[Element and coordinate rows]
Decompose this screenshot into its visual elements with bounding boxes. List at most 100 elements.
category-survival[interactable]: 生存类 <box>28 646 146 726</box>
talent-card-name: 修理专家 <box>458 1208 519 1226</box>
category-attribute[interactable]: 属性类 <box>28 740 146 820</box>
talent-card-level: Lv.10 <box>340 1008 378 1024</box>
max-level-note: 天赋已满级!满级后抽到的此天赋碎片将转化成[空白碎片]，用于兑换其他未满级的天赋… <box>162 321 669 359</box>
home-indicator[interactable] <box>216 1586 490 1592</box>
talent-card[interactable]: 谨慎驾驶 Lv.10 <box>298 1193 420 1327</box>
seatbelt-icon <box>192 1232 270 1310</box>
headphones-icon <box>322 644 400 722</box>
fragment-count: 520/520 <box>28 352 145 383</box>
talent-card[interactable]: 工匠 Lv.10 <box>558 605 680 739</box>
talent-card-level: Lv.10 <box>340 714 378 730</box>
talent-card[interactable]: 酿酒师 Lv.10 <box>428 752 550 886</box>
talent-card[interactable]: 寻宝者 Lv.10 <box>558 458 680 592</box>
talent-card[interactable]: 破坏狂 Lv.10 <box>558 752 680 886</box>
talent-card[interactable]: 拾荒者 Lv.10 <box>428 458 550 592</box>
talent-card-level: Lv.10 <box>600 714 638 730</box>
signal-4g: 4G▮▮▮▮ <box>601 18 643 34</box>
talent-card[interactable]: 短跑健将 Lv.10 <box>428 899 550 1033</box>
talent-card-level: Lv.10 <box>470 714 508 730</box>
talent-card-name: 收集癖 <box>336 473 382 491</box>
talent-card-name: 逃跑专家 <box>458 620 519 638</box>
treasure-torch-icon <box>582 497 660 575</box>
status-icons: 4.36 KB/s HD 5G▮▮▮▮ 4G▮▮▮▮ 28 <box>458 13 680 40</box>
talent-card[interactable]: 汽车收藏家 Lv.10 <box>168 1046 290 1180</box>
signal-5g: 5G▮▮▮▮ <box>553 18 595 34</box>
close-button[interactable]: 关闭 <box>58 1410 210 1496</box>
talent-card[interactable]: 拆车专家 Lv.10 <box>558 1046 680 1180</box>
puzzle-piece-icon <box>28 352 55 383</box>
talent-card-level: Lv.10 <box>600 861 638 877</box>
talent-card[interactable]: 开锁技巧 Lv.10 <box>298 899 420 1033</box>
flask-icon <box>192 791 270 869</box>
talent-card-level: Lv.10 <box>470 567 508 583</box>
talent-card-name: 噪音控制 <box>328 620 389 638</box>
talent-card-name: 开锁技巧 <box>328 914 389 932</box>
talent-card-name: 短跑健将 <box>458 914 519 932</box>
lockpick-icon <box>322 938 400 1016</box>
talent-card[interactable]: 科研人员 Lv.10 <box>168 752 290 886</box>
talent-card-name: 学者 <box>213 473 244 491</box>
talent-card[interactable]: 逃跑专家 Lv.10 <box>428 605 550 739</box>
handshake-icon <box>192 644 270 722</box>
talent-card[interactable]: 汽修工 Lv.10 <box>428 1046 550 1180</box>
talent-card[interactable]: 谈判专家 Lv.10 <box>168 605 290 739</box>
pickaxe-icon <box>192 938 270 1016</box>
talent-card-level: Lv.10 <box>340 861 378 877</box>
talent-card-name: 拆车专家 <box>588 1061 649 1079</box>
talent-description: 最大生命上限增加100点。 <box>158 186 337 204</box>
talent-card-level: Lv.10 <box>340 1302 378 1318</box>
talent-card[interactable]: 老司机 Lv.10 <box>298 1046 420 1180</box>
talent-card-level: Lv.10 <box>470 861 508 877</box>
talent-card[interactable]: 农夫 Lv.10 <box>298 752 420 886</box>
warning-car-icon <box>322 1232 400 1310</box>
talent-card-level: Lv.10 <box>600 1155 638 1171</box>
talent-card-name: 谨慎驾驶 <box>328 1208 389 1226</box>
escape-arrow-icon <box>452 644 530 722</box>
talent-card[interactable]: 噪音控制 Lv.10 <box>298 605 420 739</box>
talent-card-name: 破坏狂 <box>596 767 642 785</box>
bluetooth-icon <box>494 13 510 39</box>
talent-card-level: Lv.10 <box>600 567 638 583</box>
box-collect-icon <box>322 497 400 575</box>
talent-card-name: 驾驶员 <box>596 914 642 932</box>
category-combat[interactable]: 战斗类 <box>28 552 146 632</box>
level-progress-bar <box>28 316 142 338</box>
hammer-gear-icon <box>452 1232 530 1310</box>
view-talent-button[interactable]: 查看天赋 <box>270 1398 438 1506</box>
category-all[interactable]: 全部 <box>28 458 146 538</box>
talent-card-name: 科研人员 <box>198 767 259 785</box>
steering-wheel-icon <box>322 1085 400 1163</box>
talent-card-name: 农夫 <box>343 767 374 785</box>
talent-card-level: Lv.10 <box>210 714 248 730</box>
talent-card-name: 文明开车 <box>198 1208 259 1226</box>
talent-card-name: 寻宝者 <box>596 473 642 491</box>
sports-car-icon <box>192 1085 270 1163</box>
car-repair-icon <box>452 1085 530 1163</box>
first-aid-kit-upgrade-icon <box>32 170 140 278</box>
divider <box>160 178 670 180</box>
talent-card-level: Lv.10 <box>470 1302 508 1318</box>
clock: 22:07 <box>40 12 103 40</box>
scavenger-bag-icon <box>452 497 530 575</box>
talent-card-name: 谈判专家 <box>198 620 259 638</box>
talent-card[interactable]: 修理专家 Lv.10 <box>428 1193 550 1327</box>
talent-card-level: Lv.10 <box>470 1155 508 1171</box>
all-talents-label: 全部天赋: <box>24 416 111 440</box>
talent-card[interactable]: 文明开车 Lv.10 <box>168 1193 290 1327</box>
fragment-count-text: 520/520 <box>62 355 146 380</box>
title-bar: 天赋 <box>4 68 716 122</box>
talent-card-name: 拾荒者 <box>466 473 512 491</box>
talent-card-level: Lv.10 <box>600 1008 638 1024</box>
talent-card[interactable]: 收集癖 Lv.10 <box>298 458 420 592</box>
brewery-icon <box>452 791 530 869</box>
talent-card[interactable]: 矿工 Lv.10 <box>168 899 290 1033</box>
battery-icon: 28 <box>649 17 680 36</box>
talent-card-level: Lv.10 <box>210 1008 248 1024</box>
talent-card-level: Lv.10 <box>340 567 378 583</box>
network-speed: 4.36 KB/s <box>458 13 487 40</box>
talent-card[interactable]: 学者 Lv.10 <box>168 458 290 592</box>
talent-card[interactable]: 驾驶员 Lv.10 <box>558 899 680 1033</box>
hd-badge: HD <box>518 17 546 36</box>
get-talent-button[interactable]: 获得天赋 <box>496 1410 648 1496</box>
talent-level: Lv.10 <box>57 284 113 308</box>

WHAT THE TASK ASKS ▸ Write out every row above word for word, leaving nothing out and changing nothing.

FINISHED EXERCISE ▸
Decompose this screenshot into its visual elements with bounding boxes. List at most 100 elements.
category-survival[interactable]: 生存类 <box>28 646 146 726</box>
talent-card-name: 修理专家 <box>458 1208 519 1226</box>
category-attribute[interactable]: 属性类 <box>28 740 146 820</box>
talent-card-level: Lv.10 <box>340 1008 378 1024</box>
max-level-note: 天赋已满级!满级后抽到的此天赋碎片将转化成[空白碎片]，用于兑换其他未满级的天赋… <box>162 321 669 359</box>
home-indicator[interactable] <box>216 1586 490 1592</box>
talent-card[interactable]: 谨慎驾驶 Lv.10 <box>298 1193 420 1327</box>
seatbelt-icon <box>192 1232 270 1310</box>
headphones-icon <box>322 644 400 722</box>
fragment-count: 520/520 <box>28 352 145 383</box>
talent-card[interactable]: 工匠 Lv.10 <box>558 605 680 739</box>
talent-card-level: Lv.10 <box>340 714 378 730</box>
talent-card[interactable]: 酿酒师 Lv.10 <box>428 752 550 886</box>
talent-card[interactable]: 寻宝者 Lv.10 <box>558 458 680 592</box>
talent-card[interactable]: 破坏狂 Lv.10 <box>558 752 680 886</box>
talent-card[interactable]: 拾荒者 Lv.10 <box>428 458 550 592</box>
talent-card-level: Lv.10 <box>600 714 638 730</box>
signal-4g: 4G▮▮▮▮ <box>601 18 643 34</box>
talent-card[interactable]: 短跑健将 Lv.10 <box>428 899 550 1033</box>
talent-card-level: Lv.10 <box>470 714 508 730</box>
talent-card-name: 收集癖 <box>336 473 382 491</box>
talent-card-name: 逃跑专家 <box>458 620 519 638</box>
treasure-torch-icon <box>582 497 660 575</box>
status-icons: 4.36 KB/s HD 5G▮▮▮▮ 4G▮▮▮▮ 28 <box>458 13 680 40</box>
talent-card[interactable]: 汽车收藏家 Lv.10 <box>168 1046 290 1180</box>
signal-5g: 5G▮▮▮▮ <box>553 18 595 34</box>
close-button[interactable]: 关闭 <box>58 1410 210 1496</box>
talent-card[interactable]: 拆车专家 Lv.10 <box>558 1046 680 1180</box>
puzzle-piece-icon <box>28 352 55 383</box>
talent-card-level: Lv.10 <box>600 861 638 877</box>
talent-card[interactable]: 开锁技巧 Lv.10 <box>298 899 420 1033</box>
flask-icon <box>192 791 270 869</box>
talent-card-level: Lv.10 <box>470 567 508 583</box>
talent-card-name: 噪音控制 <box>328 620 389 638</box>
talent-card-name: 开锁技巧 <box>328 914 389 932</box>
talent-card-name: 短跑健将 <box>458 914 519 932</box>
lockpick-icon <box>322 938 400 1016</box>
talent-card[interactable]: 科研人员 Lv.10 <box>168 752 290 886</box>
talent-card-name: 学者 <box>213 473 244 491</box>
talent-card[interactable]: 逃跑专家 Lv.10 <box>428 605 550 739</box>
handshake-icon <box>192 644 270 722</box>
talent-card[interactable]: 汽修工 Lv.10 <box>428 1046 550 1180</box>
talent-card[interactable]: 谈判专家 Lv.10 <box>168 605 290 739</box>
pickaxe-icon <box>192 938 270 1016</box>
talent-card-level: Lv.10 <box>340 861 378 877</box>
talent-card-name: 拆车专家 <box>588 1061 649 1079</box>
talent-description: 最大生命上限增加100点。 <box>158 186 337 204</box>
talent-card-level: Lv.10 <box>340 1302 378 1318</box>
talent-card[interactable]: 老司机 Lv.10 <box>298 1046 420 1180</box>
talent-card-level: Lv.10 <box>470 861 508 877</box>
talent-card[interactable]: 农夫 Lv.10 <box>298 752 420 886</box>
warning-car-icon <box>322 1232 400 1310</box>
talent-card-level: Lv.10 <box>600 1155 638 1171</box>
talent-card-name: 谨慎驾驶 <box>328 1208 389 1226</box>
escape-arrow-icon <box>452 644 530 722</box>
talent-card[interactable]: 噪音控制 Lv.10 <box>298 605 420 739</box>
talent-card-name: 破坏狂 <box>596 767 642 785</box>
bluetooth-icon <box>494 13 510 39</box>
talent-card-level: Lv.10 <box>600 567 638 583</box>
box-collect-icon <box>322 497 400 575</box>
talent-card-name: 驾驶员 <box>596 914 642 932</box>
category-combat[interactable]: 战斗类 <box>28 552 146 632</box>
level-progress-bar <box>28 316 142 338</box>
hammer-gear-icon <box>452 1232 530 1310</box>
view-talent-button[interactable]: 查看天赋 <box>270 1398 438 1506</box>
category-all[interactable]: 全部 <box>28 458 146 538</box>
talent-card-name: 科研人员 <box>198 767 259 785</box>
steering-wheel-icon <box>322 1085 400 1163</box>
talent-card-name: 农夫 <box>343 767 374 785</box>
talent-card-level: Lv.10 <box>210 714 248 730</box>
talent-card-name: 文明开车 <box>198 1208 259 1226</box>
talent-card-name: 寻宝者 <box>596 473 642 491</box>
sports-car-icon <box>192 1085 270 1163</box>
car-repair-icon <box>452 1085 530 1163</box>
first-aid-kit-upgrade-icon <box>32 170 140 278</box>
divider <box>160 178 670 180</box>
talent-card-level: Lv.10 <box>470 1302 508 1318</box>
clock: 22:07 <box>40 12 103 40</box>
scavenger-bag-icon <box>452 497 530 575</box>
talent-card-name: 谈判专家 <box>198 620 259 638</box>
talent-card[interactable]: 修理专家 Lv.10 <box>428 1193 550 1327</box>
talent-card-level: Lv.10 <box>470 1155 508 1171</box>
all-talents-label: 全部天赋: <box>24 416 111 440</box>
talent-card[interactable]: 文明开车 Lv.10 <box>168 1193 290 1327</box>
fragment-count-text: 520/520 <box>62 355 146 380</box>
title-bar: 天赋 <box>4 68 716 122</box>
talent-card-name: 拾荒者 <box>466 473 512 491</box>
talent-card-level: Lv.10 <box>600 1008 638 1024</box>
talent-card[interactable]: 收集癖 Lv.10 <box>298 458 420 592</box>
brewery-icon <box>452 791 530 869</box>
talent-card[interactable]: 矿工 Lv.10 <box>168 899 290 1033</box>
battery-icon: 28 <box>649 17 680 36</box>
talent-card-level: Lv.10 <box>210 1008 248 1024</box>
talent-card-level: Lv.10 <box>340 567 378 583</box>
network-speed: 4.36 KB/s <box>458 13 487 40</box>
talent-card[interactable]: 学者 Lv.10 <box>168 458 290 592</box>
talent-card[interactable]: 驾驶员 Lv.10 <box>558 899 680 1033</box>
hd-badge: HD <box>518 17 546 36</box>
get-talent-button[interactable]: 获得天赋 <box>496 1410 648 1496</box>
talent-level: Lv.10 <box>57 284 113 308</box>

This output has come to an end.